YOUR INSTRUCTIONS:
Copy verbatim the span of lines beginning at the line that contains "Read this page and output its text content." and ending with the final line of the data. Exclude pictures from the copy.

MATERIAL SUPPLIED:
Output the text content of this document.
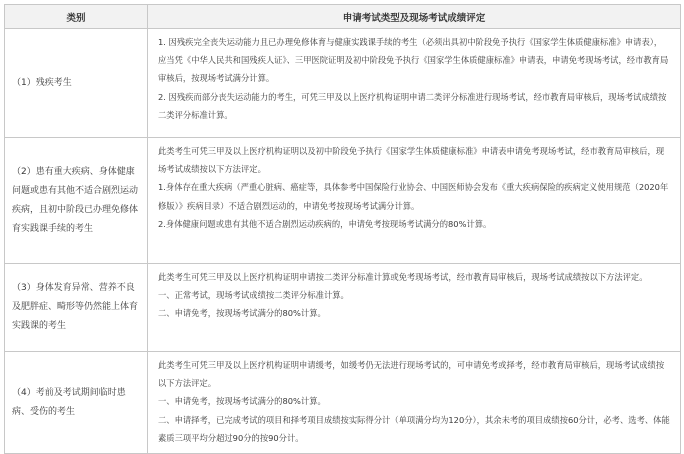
类别	申请考试类型及现场考试成绩评定
（1）残疾考生	1. 因残疾完全丧失运动能力且已办理免修体育与健康实践课手续的考生（必须出具初中阶段免予执行《国家学生体质健康标准》申请表），应当凭《中华人民共和国残疾人证》、三甲医院证明及初中阶段免予执行《国家学生体质健康标准》申请表，申请免考现场考试，经市教育局审核后，按现场考试满分计算。

2. 因残疾而部分丧失运动能力的考生，可凭三甲及以上医疗机构证明申请二类评分标准进行现场考试，经市教育局审核后，现场考试成绩按二类评分标准计算。

（2）患有重大疾病、身体健康问题或患有其他不适合剧烈运动疾病，且初中阶段已办理免修体育实践课手续的考生	此类考生可凭三甲及以上医疗机构证明以及初中阶段免予执行《国家学生体质健康标准》申请表申请免考现场考试，经市教育局审核后，现场考试成绩按以下方法评定。

1.身体存在重大疾病（严重心脏病、癌症等，具体参考中国保险行业协会、中国医师协会发布《重大疾病保险的疾病定义使用规范（2020年修版）》疾病目录）不适合剧烈运动的，申请免考按现场考试满分计算。

2.身体健康问题或患有其他不适合剧烈运动疾病的，申请免考按现场考试满分的80%计算。

（3）身体发育异常、营养不良及肥胖症、畸形等仍然能上体育实践课的考生	此类考生可凭三甲及以上医疗机构证明申请按二类评分标准计算或免考现场考试，经市教育局审核后，现场考试成绩按以下方法评定。

一、正常考试，现场考试成绩按二类评分标准计算。

二、申请免考，按现场考试满分的80%计算。

（4）考前及考试期间临时患病、受伤的考生	此类考生可凭三甲及以上医疗机构证明申请缓考，如缓考仍无法进行现场考试的，可申请免考或择考，经市教育局审核后，现场考试成绩按以下方法评定。

一、申请免考，按现场考试满分的80%计算。

二、申请择考，已完成考试的项目和择考项目成绩按实际得分计（单项满分均为120分），其余未考的项目成绩按60分计，必考、选考、体能素质三项平均分超过90分的按90分计。
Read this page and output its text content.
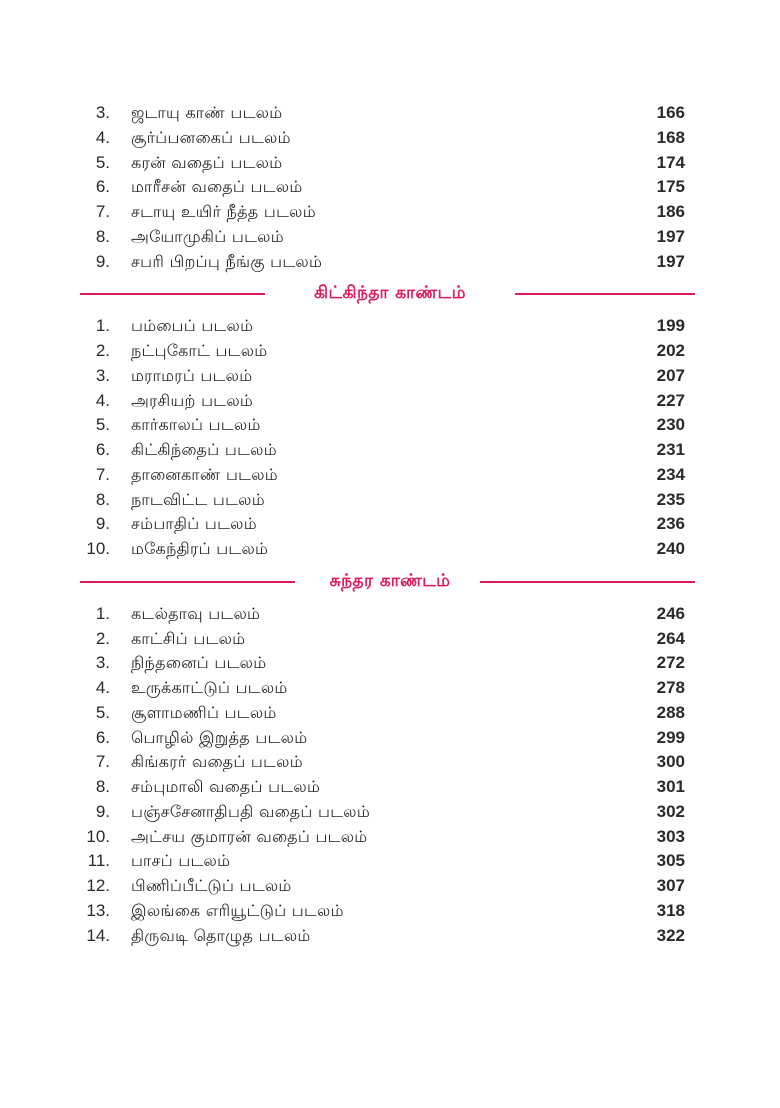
3. ஜடாயு காண் படலம்	166
4. சூர்ப்பனகைப் படலம்	168
5. கரன் வதைப் படலம்	174
6. மாரீசன் வதைப் படலம்	175
7. சடாயு உயிர் நீத்த படலம்	186
8. அயோமுகிப் படலம்	197
9. சபரி பிறப்பு நீங்கு படலம்	197
கிட்கிந்தா காண்டம்
1. பம்பைப் படலம்	199
2. நட்புகோட் படலம்	202
3. மராமரப் படலம்	207
4. அரசியற் படலம்	227
5. கார்காலப் படலம்	230
6. கிட்கிந்தைப் படலம்	231
7. தானைகாண் படலம்	234
8. நாடவிட்ட படலம்	235
9. சம்பாதிப் படலம்	236
10. மகேந்திரப் படலம்	240
சுந்தர காண்டம்
1. கடல்தாவு படலம்	246
2. காட்சிப் படலம்	264
3. நிந்தனைப் படலம்	272
4. உருக்காட்டுப் படலம்	278
5. சூளாமணிப் படலம்	288
6. பொழில் இறுத்த படலம்	299
7. கிங்கரர் வதைப் படலம்	300
8. சம்புமாலி வதைப் படலம்	301
9. பஞ்சசேனாதிபதி வதைப் படலம்	302
10. அட்சய குமாரன் வதைப் படலம்	303
11. பாசப் படலம்	305
12. பிணிப்பீட்டுப் படலம்	307
13. இலங்கை எரியூட்டுப் படலம்	318
14. திருவடி தொழுத படலம்	322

RESPONSE FOR THIS EXERCISE:
Read this page and output its text content.
3. ஜடாயு காண் படலம்	166
4. சூர்ப்பனகைப் படலம்	168
5. கரன் வதைப் படலம்	174
6. மாரீசன் வதைப் படலம்	175
7. சடாயு உயிர் நீத்த படலம்	186
8. அயோமுகிப் படலம்	197
9. சபரி பிறப்பு நீங்கு படலம்	197
கிட்கிந்தா காண்டம்
1. பம்பைப் படலம்	199
2. நட்புகோட் படலம்	202
3. மராமரப் படலம்	207
4. அரசியற் படலம்	227
5. கார்காலப் படலம்	230
6. கிட்கிந்தைப் படலம்	231
7. தானைகாண் படலம்	234
8. நாடவிட்ட படலம்	235
9. சம்பாதிப் படலம்	236
10. மகேந்திரப் படலம்	240
சுந்தர காண்டம்
1. கடல்தாவு படலம்	246
2. காட்சிப் படலம்	264
3. நிந்தனைப் படலம்	272
4. உருக்காட்டுப் படலம்	278
5. சூளாமணிப் படலம்	288
6. பொழில் இறுத்த படலம்	299
7. கிங்கரர் வதைப் படலம்	300
8. சம்புமாலி வதைப் படலம்	301
9. பஞ்சசேனாதிபதி வதைப் படலம்	302
10. அட்சய குமாரன் வதைப் படலம்	303
11. பாசப் படலம்	305
12. பிணிப்பீட்டுப் படலம்	307
13. இலங்கை எரியூட்டுப் படலம்	318
14. திருவடி தொழுத படலம்	322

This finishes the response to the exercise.